Search the records for the word "einen" and report each line that has it.
********************
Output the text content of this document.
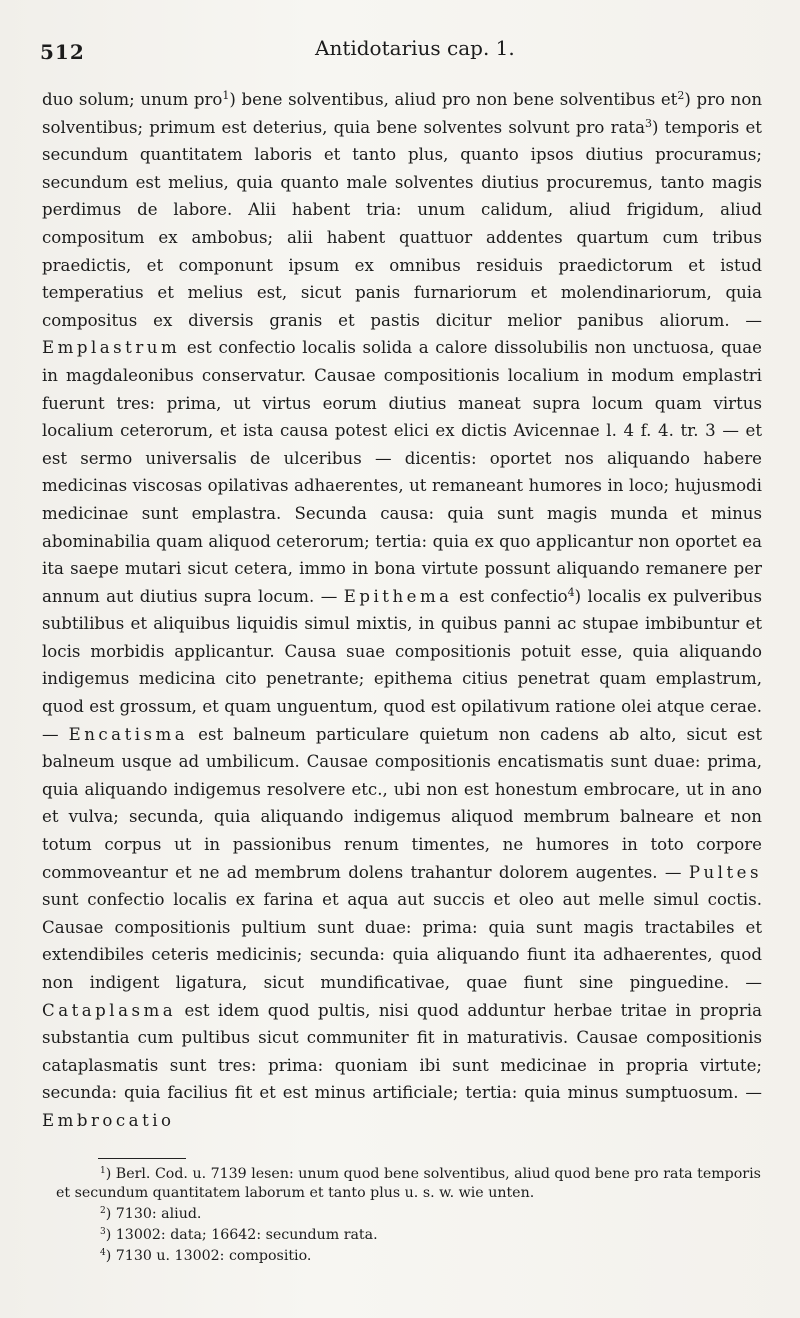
512	Antidotarius cap. 1.

duo solum; unum pro$^1$) bene solventibus, aliud pro non bene solventibus $et^2$) pro non solventibus; primum est deterius, quia bene solventes solvunt pro rata$^3$) temporis et secundum quantitatem laboris et tanto plus, quanto ipsos diutius procuramus; secundum est melius, quia quanto male solventes diutius procuremus, tanto magis perdimus de labore. Alii habent tria: unum calidum, aliud frigidum, aliud compositum ex ambobus; alii habent quattuor addentes quartum cum tribus praedictis, et componunt ipsum ex omnibus residuis praedictorum et istud temperatius et melius est, sicut panis furnariorum et molendinariorum, quia compositus ex diversis granis et pastis dicitur melior panibus aliorum. — Emplastrum est confectio localis solida a calore dissolubilis non unctuosa, quae in magdaleonibus conservatur. Causae compositionis localium in modum emplastri fuerunt tres: prima, ut virtus eorum diutius maneat supra locum quam virtus localium ceterorum, et ista causa potest elici ex dictis Avicennae l. 4 f. 4. tr. 3 — et est sermo universalis de ulceribus — dicentis: oportet nos aliquando habere medicinas viscosas opilativas adhaerentes, ut remaneant humores in loco; hujusmodi medicinae sunt emplastra. Secunda causa: quia sunt magis munda et minus abominabilia quam aliquod ceterorum; tertia: quia ex quo applicantur non oportet ea ita saepe mutari sicut cetera, immo in bona virtute possunt aliquando remanere per annum aut diutius supra locum. — Epithema est confectio$^4$) localis ex pulveribus subtilibus et aliquibus liquidis simul mixtis, in quibus panni ac stupae imbibuntur et locis morbidis applicantur. Causa suae compositionis potuit esse, quia aliquando indigemus medicina cito penetrante; epithema citius penetrat quam emplastrum, quod est grossum, et quam unguentum, quod est opilativum ratione olei atque cerae. — Encatisma est balneum particulare quietum non cadens ab alto, sicut est balneum usque ad umbilicum. Causae compositionis encatismatis sunt duae: prima, quia aliquando indigemus resolvere etc., ubi non est honestum embrocare, ut in ano et vulva; secunda, quia aliquando indigemus aliquod membrum balneare et non totum corpus ut in passionibus renum timentes, ne humores in toto corpore commoveantur et ne ad membrum dolens trahantur dolorem augentes. — Pultes sunt confectio localis ex farina et aqua aut succis et oleo aut melle simul coctis. Causae compositionis pultium sunt duae: prima: quia sunt magis tractabiles et extendibiles ceteris medicinis; secunda: quia aliquando fiunt ita adhaerentes, quod non indigent ligatura, sicut mundificativae, quae fiunt sine pinguedine. — Cataplasma est idem quod pultis, nisi quod adduntur herbae tritae in propria substantia cum pultibus sicut communiter fit in maturativis. Causae compositionis cataplasmatis sunt tres: prima: quoniam ibi sunt medicinae in propria virtute; secunda: quia facilius fit et est minus artificiale; tertia: quia minus sumptuosum. — Embrocatio

$^1$) Berl. Cod. u. 7139 lesen: unum quod bene solventibus, aliud quod bene pro rata temporis et secundum quantitatem laborum et tanto plus u. s. w. wie unten.

$^2$) 7130: aliud.

$^3$) 13002: data; 16642: secundum rata.

$^4$) 7130 u. 13002: compositio.
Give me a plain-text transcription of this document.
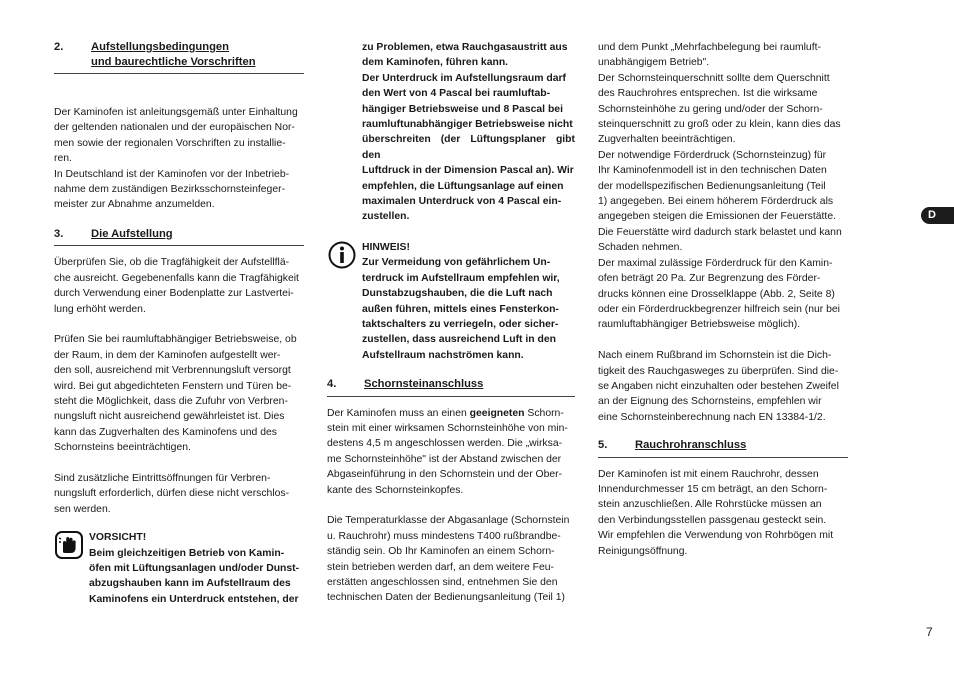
2.	Aufstellungsbedingungen
und baurechtliche Vorschriften

Der Kaminofen ist anleitungsgemäß unter Einhaltung
der geltenden nationalen und der europäischen Nor-
men sowie der regionalen Vorschriften zu installie-
ren.

In Deutschland ist der Kaminofen vor der Inbetrieb-
nahme dem zuständigen Bezirksschornsteinfeger-
meister zur Abnahme anzumelden.

3.	Die Aufstellung

Überprüfen Sie, ob die Tragfähigkeit der Aufstellflä-
che ausreicht. Gegebenenfalls kann die Tragfähigkeit
durch Verwendung einer Bodenplatte zur Lastvertei-
lung erhöht werden.

Prüfen Sie bei raumluftabhängiger Betriebsweise, ob
der Raum, in dem der Kaminofen aufgestellt wer-
den soll, ausreichend mit Verbrennungsluft versorgt
wird. Bei gut abgedichteten Fenstern und Türen be-
steht die Möglichkeit, dass die Zufuhr von Verbren-
nungsluft nicht ausreichend gewährleistet ist. Dies
kann das Zugverhalten des Kaminofens und des
Schornsteins beeinträchtigen.

Sind zusätzliche Eintrittsöffnungen für Verbren-
nungsluft erforderlich, dürfen diese nicht verschlos-
sen werden.

VORSICHT!

Beim gleichzeitigen Betrieb von Kamin-
öfen mit Lüftungsanlagen und/oder Dunst-
abzugshauben kann im Aufstellraum des
Kaminofens ein Unterdruck entstehen, der

zu Problemen, etwa Rauchgasaustritt aus
dem Kaminofen, führen kann.
Der Unterdruck im Aufstellungsraum darf
den Wert von 4 Pascal bei raumluftab-
hängiger Betriebsweise und 8 Pascal bei
raumluftunabhängiger Betriebsweise nicht
überschreiten (der Lüftungsplaner gibt den
Luftdruck in der Dimension Pascal an). Wir
empfehlen, die Lüftungsanlage auf einen
maximalen Unterdruck von 4 Pascal ein-
zustellen.

HINWEIS!

Zur Vermeidung von gefährlichem Un-
terdruck im Aufstellraum empfehlen wir,
Dunstabzugshauben, die die Luft nach
außen führen, mittels eines Fensterkon-
taktschalters zu verriegeln, oder sicher-
zustellen, dass ausreichend Luft in den
Aufstellraum nachströmen kann.

4.	Schornsteinanschluss

Der Kaminofen muss an einen geeigneten Schorn-
stein mit einer wirksamen Schornsteinhöhe von min-
destens 4,5 m angeschlossen werden. Die „wirksa-
me Schornsteinhöhe" ist der Abstand zwischen der
Abgaseinführung in den Schornstein und der Ober-
kante des Schornsteinkopfes.

Die Temperaturklasse der Abgasanlage (Schornstein
u. Rauchrohr) muss mindestens T400 rußbrandbe-
ständig sein. Ob Ihr Kaminofen an einem Schorn-
stein betrieben werden darf, an dem weitere Feu-
erstätten angeschlossen sind, entnehmen Sie den
technischen Daten der Bedienungsanleitung (Teil 1)

und dem Punkt „Mehrfachbelegung bei raumluft-
unabhängigem Betrieb".
Der Schornsteinquerschnitt sollte dem Querschnitt
des Rauchrohres entsprechen. Ist die wirksame
Schornsteinhöhe zu gering und/oder der Schorn-
steinquerschnitt zu groß oder zu klein, kann dies das
Zugverhalten beeinträchtigen.
Der notwendige Förderdruck (Schornsteinzug) für
Ihr Kaminofenmodell ist in den technischen Daten
der modellspezifischen Bedienungsanleitung (Teil
1) angegeben. Bei einem höherem Förderdruck als
angegeben steigen die Emissionen der Feuerstätte.
Die Feuerstätte wird dadurch stark belastet und kann
Schaden nehmen.
Der maximal zulässige Förderdruck für den Kamin-
ofen beträgt 20 Pa. Zur Begrenzung des Förder-
drucks können eine Drosselklappe (Abb. 2, Seite 8)
oder ein Förderdruckbegrenzer hilfreich sein (nur bei
raumluftabhängiger Betriebsweise möglich).

Nach einem Rußbrand im Schornstein ist die Dich-
tigkeit des Rauchgasweges zu überprüfen. Sind die-
se Angaben nicht einzuhalten oder bestehen Zweifel
an der Eignung des Schornsteins, empfehlen wir
eine Schornsteinberechnung nach EN 13384-1/2.

5.	Rauchrohranschluss

Der Kaminofen ist mit einem Rauchrohr, dessen
Innendurchmesser 15 cm beträgt, an den Schorn-
stein anzuschließen. Alle Rohrstücke müssen an
den Verbindungsstellen passgenau gesteckt sein.
Wir empfehlen die Verwendung von Rohrbögen mit
Reinigungsöffnung.

D
7
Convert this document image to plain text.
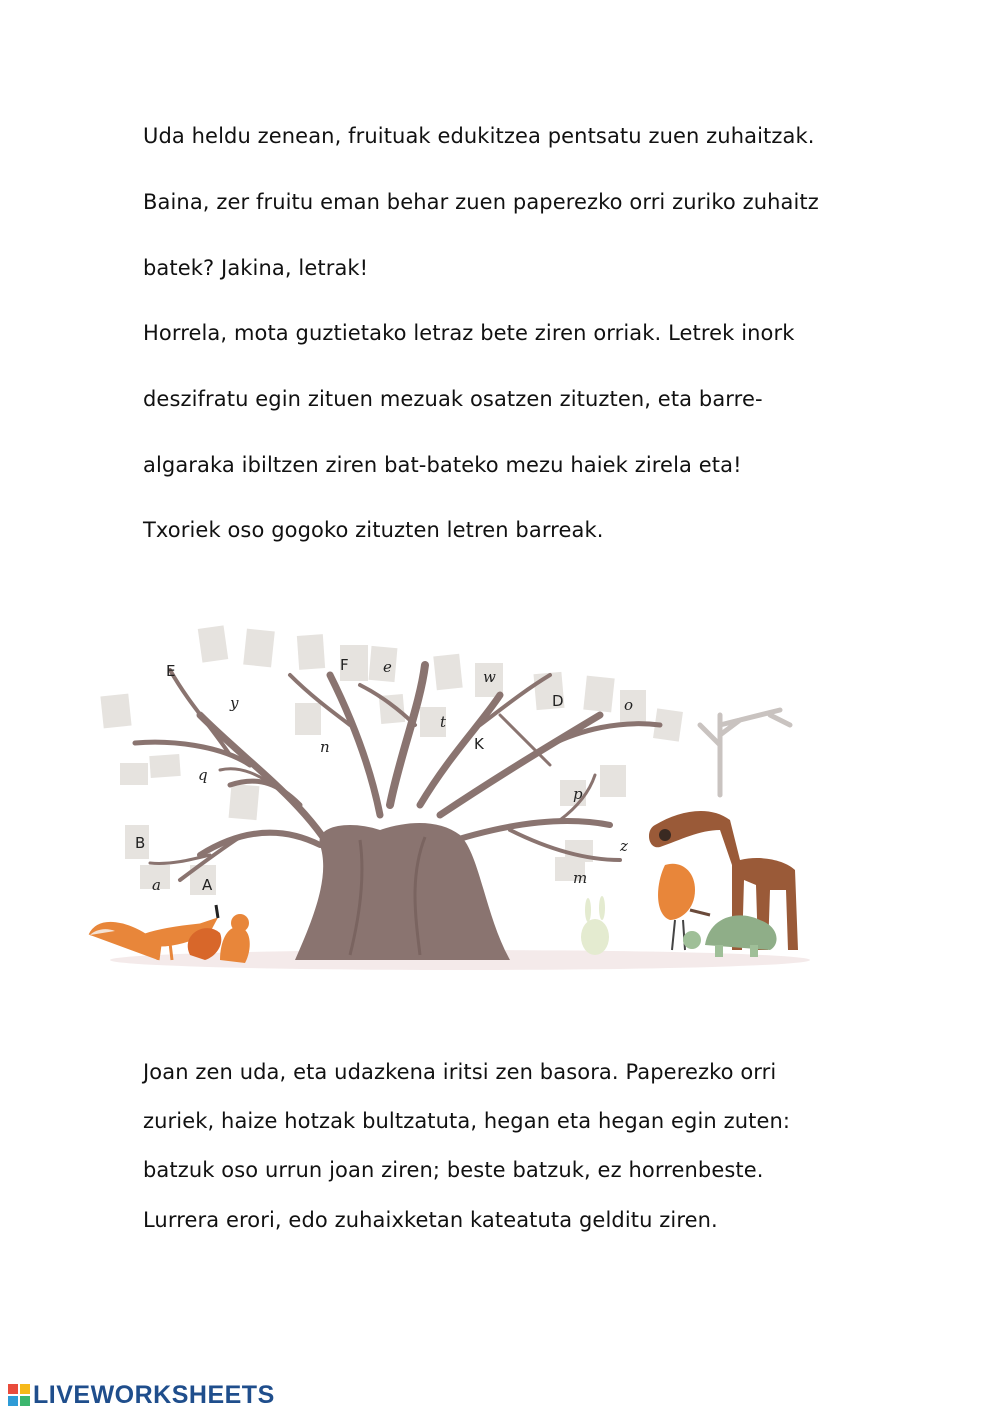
Uda heldu zenean, fruituak edukitzea pentsatu zuen zuhaitzak.
Baina, zer fruitu eman behar zuen paperezko orri zuriko zuhaitz
batek? Jakina, letrak!
Horrela, mota guztietako letraz bete ziren orriak. Letrek inork
deszifratu egin zituen mezuak osatzen zituzten, eta barre-
algaraka ibiltzen ziren bat-bateko mezu haiek zirela eta!
Txoriek oso gogoko zituzten letren barreak.
E
y
F e
w
D	o
n
t
K
q
p
z
B
a	A	m
Joan zen uda, eta udazkena iritsi zen basora. Paperezko orri
zuriek, haize hotzak bultzatuta, hegan eta hegan egin zuten:
batzuk oso urrun joan ziren; beste batzuk, ez horrenbeste.
Lurrera erori, edo zuhaixketan kateatuta gelditu ziren.
LIVEWORKSHEETS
********************
**Exercise result:**
empfehlen, die Lüftungsanlage auf einen
Der Kaminofen muss an einen geeigneten Schorn-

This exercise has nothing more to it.